- [DATA EXTRACT]
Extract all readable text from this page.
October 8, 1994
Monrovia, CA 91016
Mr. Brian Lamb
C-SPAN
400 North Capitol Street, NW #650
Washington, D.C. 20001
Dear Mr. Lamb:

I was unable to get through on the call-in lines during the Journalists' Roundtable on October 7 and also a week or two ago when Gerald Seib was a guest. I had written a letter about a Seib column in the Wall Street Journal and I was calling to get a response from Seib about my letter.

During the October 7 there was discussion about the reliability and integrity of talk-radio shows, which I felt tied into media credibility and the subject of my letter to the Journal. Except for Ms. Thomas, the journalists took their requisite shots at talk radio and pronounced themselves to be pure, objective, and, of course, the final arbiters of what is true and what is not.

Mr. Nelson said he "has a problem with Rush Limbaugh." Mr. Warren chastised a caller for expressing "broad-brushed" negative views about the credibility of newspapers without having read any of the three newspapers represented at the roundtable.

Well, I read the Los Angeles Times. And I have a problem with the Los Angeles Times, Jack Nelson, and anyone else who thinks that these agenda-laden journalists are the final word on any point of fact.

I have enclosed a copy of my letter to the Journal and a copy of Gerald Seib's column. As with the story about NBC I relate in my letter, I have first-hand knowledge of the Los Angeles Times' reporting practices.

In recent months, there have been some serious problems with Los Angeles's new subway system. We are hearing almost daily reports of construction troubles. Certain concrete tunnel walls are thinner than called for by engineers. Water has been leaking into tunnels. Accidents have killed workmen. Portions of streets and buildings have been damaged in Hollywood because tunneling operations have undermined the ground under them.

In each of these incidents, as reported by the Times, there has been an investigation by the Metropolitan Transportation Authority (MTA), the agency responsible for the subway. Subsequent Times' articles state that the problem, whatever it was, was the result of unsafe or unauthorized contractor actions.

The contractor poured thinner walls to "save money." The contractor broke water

- [GIVEN REQUEST] Restate every line of the data word for word.

- [RESPONSE TO THIS TASK]
Extract all readable text from this page.
October 8, 1994
Monrovia, CA 91016
Mr. Brian Lamb
C-SPAN
400 North Capitol Street, NW #650
Washington, D.C. 20001
Dear Mr. Lamb:

I was unable to get through on the call-in lines during the Journalists' Roundtable on October 7 and also a week or two ago when Gerald Seib was a guest. I had written a letter about a Seib column in the Wall Street Journal and I was calling to get a response from Seib about my letter.

During the October 7 there was discussion about the reliability and integrity of talk-radio shows, which I felt tied into media credibility and the subject of my letter to the Journal. Except for Ms. Thomas, the journalists took their requisite shots at talk radio and pronounced themselves to be pure, objective, and, of course, the final arbiters of what is true and what is not.

Mr. Nelson said he "has a problem with Rush Limbaugh." Mr. Warren chastised a caller for expressing "broad-brushed" negative views about the credibility of newspapers without having read any of the three newspapers represented at the roundtable.

Well, I read the Los Angeles Times. And I have a problem with the Los Angeles Times, Jack Nelson, and anyone else who thinks that these agenda-laden journalists are the final word on any point of fact.

I have enclosed a copy of my letter to the Journal and a copy of Gerald Seib's column. As with the story about NBC I relate in my letter, I have first-hand knowledge of the Los Angeles Times' reporting practices.

In recent months, there have been some serious problems with Los Angeles's new subway system. We are hearing almost daily reports of construction troubles. Certain concrete tunnel walls are thinner than called for by engineers. Water has been leaking into tunnels. Accidents have killed workmen. Portions of streets and buildings have been damaged in Hollywood because tunneling operations have undermined the ground under them.

In each of these incidents, as reported by the Times, there has been an investigation by the Metropolitan Transportation Authority (MTA), the agency responsible for the subway. Subsequent Times' articles state that the problem, whatever it was, was the result of unsafe or unauthorized contractor actions.

The contractor poured thinner walls to "save money." The contractor broke water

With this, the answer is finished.